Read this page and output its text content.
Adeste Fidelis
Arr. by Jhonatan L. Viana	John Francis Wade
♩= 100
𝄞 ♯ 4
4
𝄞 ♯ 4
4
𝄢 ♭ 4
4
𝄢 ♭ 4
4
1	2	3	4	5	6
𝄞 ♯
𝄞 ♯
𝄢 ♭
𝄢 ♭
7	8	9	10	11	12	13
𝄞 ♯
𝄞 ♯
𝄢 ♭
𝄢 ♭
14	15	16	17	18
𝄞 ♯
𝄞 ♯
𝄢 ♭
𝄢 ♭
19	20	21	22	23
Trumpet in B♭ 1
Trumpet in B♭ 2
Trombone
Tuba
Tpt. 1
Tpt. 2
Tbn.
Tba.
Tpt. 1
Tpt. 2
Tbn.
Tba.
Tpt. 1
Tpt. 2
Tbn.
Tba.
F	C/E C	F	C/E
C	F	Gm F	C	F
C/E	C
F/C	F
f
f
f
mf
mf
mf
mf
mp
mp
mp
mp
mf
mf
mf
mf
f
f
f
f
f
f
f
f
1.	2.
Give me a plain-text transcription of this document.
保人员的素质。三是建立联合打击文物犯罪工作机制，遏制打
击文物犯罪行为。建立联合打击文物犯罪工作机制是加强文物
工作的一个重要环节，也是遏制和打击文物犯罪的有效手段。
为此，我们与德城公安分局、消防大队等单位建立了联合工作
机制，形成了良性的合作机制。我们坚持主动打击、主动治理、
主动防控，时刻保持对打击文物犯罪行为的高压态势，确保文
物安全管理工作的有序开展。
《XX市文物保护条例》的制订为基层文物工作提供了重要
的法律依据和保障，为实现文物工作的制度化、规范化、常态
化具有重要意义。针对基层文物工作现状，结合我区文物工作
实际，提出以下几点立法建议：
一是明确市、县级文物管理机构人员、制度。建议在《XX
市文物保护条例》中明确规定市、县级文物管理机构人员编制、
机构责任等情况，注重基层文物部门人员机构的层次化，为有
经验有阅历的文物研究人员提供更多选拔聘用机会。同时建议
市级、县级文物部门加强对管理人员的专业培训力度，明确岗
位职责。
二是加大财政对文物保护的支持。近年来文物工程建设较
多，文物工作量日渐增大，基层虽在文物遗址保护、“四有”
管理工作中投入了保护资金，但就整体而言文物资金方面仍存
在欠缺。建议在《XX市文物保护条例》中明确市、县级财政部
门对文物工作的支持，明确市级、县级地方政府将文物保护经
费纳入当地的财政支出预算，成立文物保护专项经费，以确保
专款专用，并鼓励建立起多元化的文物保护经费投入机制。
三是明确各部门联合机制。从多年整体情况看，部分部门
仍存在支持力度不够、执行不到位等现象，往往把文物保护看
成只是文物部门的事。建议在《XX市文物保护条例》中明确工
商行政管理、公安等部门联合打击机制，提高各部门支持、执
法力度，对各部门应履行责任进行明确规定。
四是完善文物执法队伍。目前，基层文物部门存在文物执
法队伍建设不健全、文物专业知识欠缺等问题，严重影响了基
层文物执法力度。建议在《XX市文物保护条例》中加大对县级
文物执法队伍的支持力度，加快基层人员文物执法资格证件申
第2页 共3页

* * * * * * *

→ Short task
Give only the number of lines in the records that include the word "text".

→ Solution to this problem
2